*Task input*
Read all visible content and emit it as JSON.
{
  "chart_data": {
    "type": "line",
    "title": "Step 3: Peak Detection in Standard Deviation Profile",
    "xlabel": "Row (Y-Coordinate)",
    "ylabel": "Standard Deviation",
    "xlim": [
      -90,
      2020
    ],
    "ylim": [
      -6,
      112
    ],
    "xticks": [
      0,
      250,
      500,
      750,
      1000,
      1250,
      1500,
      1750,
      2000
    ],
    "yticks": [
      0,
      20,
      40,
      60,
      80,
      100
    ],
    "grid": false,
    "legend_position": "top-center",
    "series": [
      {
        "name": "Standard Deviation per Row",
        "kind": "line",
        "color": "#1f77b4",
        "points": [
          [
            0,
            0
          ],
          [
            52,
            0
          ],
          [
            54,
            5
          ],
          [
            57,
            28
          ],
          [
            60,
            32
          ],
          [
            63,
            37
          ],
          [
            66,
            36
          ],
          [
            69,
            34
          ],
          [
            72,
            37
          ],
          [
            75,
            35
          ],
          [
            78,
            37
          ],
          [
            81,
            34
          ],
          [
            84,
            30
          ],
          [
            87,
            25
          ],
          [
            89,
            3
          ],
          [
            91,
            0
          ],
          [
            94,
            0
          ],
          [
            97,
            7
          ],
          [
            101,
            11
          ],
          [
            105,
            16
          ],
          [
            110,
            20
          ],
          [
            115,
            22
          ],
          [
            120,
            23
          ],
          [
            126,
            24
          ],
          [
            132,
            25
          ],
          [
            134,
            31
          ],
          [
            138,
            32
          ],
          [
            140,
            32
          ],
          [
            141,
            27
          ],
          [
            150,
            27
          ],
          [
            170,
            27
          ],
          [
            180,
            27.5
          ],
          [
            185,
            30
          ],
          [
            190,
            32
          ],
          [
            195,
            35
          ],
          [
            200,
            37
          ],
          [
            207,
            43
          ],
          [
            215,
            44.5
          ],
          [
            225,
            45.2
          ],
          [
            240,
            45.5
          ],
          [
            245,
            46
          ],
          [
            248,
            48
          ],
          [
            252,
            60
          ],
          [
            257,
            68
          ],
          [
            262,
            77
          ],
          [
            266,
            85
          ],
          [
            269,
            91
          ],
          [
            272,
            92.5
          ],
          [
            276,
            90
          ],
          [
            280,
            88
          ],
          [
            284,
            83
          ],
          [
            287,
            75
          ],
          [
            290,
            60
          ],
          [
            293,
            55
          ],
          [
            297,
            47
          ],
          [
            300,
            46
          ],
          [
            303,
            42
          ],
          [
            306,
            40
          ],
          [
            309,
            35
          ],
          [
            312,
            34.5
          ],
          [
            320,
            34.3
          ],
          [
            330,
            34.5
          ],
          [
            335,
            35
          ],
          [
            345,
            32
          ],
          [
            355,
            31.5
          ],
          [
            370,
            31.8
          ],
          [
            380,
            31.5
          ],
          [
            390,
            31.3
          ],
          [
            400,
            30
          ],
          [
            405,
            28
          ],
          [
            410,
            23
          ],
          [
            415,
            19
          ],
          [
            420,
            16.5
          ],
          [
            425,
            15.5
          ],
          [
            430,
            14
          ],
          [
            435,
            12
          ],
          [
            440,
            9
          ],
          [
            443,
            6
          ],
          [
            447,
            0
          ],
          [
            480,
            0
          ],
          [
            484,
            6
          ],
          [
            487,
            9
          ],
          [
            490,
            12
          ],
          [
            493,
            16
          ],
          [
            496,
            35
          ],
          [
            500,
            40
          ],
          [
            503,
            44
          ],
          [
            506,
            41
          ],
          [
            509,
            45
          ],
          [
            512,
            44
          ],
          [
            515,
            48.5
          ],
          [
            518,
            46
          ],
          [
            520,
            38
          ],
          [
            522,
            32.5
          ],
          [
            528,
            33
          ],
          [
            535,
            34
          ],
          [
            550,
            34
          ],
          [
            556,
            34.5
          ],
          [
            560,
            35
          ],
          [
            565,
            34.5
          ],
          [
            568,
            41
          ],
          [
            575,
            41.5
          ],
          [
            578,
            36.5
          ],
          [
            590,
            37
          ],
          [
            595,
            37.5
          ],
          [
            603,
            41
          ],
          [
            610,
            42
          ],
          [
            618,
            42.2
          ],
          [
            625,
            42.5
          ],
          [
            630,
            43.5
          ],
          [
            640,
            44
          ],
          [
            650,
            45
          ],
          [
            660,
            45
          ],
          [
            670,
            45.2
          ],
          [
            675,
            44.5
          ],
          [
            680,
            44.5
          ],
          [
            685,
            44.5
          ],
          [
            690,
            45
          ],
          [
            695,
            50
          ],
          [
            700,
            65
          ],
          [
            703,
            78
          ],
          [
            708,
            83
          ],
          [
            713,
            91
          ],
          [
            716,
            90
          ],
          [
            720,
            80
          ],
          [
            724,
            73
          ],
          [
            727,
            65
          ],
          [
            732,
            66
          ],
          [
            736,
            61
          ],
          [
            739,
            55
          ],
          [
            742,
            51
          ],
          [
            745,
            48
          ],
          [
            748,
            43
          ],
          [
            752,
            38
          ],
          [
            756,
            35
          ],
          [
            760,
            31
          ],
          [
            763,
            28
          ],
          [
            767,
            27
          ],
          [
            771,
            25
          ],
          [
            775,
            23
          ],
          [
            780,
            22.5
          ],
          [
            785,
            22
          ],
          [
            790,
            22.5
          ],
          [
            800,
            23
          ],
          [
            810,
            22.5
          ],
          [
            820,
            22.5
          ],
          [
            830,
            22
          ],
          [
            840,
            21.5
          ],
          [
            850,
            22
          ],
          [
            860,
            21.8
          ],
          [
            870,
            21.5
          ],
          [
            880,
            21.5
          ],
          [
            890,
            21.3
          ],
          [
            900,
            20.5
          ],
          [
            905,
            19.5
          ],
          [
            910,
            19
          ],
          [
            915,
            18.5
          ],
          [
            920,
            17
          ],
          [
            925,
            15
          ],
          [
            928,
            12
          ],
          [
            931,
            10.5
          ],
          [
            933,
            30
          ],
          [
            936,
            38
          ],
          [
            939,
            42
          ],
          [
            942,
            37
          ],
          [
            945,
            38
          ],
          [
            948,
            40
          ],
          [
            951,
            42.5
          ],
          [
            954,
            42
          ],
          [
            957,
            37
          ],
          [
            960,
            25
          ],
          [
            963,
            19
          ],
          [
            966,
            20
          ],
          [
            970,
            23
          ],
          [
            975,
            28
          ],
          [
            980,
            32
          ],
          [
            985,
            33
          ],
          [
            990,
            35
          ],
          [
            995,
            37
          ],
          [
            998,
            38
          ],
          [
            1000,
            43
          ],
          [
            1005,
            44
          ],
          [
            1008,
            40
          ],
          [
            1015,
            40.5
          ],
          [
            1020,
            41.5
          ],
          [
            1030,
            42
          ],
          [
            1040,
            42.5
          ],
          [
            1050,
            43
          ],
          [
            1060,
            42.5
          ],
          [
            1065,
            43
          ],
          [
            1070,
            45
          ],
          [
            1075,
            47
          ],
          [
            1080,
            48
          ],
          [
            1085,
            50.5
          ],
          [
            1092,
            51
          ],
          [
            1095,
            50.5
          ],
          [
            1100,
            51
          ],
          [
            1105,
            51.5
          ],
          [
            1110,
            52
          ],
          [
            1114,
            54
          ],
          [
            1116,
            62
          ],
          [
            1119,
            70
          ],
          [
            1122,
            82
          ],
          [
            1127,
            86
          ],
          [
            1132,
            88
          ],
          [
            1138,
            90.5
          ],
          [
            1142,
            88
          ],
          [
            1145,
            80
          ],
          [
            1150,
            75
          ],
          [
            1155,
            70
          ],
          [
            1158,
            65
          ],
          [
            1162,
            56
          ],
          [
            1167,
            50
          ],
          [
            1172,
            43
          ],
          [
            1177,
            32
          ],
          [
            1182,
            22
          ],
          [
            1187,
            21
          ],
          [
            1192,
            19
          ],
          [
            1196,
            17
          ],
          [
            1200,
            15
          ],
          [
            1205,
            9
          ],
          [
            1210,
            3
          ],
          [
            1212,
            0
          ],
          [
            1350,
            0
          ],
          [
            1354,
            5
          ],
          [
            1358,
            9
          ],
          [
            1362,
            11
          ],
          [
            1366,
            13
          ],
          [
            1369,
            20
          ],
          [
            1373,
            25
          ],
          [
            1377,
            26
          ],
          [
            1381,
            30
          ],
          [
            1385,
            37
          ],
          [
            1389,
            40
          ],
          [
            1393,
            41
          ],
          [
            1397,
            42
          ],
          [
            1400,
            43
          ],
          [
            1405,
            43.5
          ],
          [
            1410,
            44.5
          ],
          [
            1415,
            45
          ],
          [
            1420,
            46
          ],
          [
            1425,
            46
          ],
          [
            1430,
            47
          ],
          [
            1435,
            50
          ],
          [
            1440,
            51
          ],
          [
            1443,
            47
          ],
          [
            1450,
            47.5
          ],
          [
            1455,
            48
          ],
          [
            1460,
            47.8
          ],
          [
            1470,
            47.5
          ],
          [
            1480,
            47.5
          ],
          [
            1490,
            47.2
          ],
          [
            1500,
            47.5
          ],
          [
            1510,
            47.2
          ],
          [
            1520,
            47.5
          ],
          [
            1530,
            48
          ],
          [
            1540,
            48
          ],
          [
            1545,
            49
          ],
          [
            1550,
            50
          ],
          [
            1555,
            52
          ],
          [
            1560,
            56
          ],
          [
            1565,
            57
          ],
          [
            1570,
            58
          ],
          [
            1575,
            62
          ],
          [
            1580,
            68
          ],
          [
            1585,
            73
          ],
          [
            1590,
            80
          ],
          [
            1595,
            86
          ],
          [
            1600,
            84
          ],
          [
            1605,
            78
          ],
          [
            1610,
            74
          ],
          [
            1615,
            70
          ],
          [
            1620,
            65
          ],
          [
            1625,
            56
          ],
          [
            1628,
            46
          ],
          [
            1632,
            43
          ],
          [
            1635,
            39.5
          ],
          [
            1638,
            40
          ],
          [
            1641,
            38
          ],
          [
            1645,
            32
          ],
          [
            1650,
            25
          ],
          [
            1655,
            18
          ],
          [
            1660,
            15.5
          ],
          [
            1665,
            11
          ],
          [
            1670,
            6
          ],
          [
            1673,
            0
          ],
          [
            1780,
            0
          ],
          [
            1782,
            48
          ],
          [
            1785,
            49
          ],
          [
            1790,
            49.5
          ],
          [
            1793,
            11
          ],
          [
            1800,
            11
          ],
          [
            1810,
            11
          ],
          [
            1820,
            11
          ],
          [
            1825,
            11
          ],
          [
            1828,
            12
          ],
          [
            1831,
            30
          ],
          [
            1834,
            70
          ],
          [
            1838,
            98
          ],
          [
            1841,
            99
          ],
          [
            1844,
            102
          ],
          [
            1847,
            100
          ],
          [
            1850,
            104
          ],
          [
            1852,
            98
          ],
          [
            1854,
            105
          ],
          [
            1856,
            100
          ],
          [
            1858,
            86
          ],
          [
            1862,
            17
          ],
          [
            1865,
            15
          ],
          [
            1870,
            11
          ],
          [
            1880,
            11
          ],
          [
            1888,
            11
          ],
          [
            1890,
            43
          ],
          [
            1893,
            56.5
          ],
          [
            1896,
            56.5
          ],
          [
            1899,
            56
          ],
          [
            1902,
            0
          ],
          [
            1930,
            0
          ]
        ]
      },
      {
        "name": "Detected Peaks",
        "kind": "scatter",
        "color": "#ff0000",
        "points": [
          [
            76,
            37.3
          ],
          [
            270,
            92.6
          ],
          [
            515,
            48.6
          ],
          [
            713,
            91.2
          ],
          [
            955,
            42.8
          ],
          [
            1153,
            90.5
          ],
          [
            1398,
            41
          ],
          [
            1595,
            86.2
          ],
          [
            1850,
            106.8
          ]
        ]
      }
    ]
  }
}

*What this task involves*
Pick out the lines above that hold the string "Deviation" and show them.

*Output*
    "title": "Step 3: Peak Detection in Standard Deviation Profile",
    "ylabel": "Standard Deviation",
        "name": "Standard Deviation per Row",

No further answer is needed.